#### Work instructions:
State the number of lines in these records that include the word "JSON", and add nothing to it.

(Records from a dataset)
★ ★ ★
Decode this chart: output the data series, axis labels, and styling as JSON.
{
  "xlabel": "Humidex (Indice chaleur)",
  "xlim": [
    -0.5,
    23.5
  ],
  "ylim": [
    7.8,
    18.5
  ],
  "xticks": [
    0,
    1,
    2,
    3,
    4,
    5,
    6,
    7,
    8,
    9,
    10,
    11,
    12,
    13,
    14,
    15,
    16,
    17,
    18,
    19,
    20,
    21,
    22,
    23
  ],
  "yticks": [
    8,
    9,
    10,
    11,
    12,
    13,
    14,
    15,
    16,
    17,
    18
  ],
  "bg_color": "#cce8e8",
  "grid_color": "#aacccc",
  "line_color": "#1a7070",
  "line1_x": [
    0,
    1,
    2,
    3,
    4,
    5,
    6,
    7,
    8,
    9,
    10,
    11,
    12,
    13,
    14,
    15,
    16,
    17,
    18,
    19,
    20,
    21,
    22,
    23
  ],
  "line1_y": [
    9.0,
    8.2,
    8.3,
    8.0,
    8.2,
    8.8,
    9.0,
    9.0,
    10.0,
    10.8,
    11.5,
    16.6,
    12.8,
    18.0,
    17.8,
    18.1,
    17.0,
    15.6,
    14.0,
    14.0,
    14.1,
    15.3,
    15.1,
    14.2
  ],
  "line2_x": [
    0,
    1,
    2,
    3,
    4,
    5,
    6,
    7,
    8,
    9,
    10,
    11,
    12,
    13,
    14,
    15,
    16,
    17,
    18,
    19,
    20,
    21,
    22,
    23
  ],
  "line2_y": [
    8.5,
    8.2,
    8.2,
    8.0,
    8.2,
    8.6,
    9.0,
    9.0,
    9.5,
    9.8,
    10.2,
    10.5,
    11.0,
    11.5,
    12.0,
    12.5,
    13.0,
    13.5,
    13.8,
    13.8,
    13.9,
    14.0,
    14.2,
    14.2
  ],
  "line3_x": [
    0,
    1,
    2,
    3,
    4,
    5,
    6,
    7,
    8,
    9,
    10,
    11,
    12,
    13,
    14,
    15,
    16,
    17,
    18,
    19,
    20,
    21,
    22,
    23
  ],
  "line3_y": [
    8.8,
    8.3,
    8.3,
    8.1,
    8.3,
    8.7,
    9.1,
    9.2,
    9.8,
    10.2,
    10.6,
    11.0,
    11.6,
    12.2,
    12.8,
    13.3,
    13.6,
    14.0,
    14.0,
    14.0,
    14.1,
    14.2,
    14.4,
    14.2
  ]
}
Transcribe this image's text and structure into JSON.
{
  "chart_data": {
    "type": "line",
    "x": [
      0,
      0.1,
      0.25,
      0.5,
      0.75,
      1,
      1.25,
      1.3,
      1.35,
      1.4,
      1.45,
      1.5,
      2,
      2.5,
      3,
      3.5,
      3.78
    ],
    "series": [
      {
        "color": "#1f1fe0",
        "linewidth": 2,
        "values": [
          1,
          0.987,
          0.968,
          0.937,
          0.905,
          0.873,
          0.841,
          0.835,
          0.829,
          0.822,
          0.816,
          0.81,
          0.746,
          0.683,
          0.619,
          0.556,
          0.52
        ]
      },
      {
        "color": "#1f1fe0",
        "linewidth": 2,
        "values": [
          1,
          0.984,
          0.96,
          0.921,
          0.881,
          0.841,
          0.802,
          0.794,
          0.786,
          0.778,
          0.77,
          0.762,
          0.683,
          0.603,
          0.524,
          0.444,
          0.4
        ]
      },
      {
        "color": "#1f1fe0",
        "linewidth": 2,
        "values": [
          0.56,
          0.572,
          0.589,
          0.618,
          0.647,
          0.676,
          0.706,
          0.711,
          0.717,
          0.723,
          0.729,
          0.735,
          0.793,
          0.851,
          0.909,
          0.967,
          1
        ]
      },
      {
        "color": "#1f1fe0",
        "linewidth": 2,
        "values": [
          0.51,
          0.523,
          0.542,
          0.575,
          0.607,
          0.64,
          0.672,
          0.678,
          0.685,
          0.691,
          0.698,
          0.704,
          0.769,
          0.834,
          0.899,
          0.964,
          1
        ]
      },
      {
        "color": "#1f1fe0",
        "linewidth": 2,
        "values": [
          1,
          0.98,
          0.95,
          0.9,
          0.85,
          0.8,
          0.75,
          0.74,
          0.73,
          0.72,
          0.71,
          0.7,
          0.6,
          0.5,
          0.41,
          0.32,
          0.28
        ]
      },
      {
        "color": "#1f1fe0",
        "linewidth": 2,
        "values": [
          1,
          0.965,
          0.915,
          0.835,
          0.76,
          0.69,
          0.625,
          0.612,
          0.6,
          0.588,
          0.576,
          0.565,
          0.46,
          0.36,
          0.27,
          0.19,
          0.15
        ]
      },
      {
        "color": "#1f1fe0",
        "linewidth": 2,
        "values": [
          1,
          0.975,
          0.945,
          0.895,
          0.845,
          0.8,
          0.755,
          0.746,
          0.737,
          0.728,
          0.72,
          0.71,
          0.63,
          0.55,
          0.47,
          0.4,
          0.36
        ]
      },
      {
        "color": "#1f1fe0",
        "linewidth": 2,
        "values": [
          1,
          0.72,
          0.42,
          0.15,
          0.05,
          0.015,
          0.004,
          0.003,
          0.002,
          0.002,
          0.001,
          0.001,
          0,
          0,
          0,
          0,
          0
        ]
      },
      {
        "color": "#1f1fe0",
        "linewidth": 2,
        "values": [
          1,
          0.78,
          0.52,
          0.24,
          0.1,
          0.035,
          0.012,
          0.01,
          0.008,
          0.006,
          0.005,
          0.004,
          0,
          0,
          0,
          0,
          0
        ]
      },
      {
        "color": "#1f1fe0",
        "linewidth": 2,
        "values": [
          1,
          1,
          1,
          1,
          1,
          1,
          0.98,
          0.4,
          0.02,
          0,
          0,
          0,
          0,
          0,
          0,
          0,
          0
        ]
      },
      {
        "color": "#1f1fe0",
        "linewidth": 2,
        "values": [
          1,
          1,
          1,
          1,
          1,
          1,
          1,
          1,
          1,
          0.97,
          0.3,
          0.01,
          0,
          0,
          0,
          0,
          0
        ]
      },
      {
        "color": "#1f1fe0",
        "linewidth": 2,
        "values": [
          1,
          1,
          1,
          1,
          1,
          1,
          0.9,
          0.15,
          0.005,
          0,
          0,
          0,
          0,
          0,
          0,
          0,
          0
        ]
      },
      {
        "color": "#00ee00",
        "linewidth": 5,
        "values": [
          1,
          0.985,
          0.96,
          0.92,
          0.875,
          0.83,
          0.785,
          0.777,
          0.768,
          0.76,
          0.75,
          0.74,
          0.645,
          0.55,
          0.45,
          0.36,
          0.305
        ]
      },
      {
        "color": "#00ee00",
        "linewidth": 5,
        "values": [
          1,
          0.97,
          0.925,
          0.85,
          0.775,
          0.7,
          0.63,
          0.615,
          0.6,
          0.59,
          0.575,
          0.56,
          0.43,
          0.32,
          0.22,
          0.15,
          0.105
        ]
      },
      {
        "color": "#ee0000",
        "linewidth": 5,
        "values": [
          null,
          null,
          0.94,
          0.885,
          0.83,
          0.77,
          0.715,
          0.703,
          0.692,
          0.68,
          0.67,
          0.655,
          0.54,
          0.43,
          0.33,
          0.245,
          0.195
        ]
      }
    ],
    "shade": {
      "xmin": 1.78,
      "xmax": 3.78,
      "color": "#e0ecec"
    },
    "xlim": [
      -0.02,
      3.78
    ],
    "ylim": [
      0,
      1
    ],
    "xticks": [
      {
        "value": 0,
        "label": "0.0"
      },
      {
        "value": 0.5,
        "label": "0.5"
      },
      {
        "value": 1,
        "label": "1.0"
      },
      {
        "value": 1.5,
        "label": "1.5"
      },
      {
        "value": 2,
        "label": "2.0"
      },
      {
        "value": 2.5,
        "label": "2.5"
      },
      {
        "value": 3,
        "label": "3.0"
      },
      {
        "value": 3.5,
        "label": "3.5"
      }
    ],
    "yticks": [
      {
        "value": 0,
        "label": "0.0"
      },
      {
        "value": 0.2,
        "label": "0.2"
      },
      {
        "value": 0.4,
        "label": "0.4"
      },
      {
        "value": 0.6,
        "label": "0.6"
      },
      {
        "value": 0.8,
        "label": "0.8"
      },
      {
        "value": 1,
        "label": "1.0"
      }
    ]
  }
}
★ ★ ★
#### Exercise solution:
2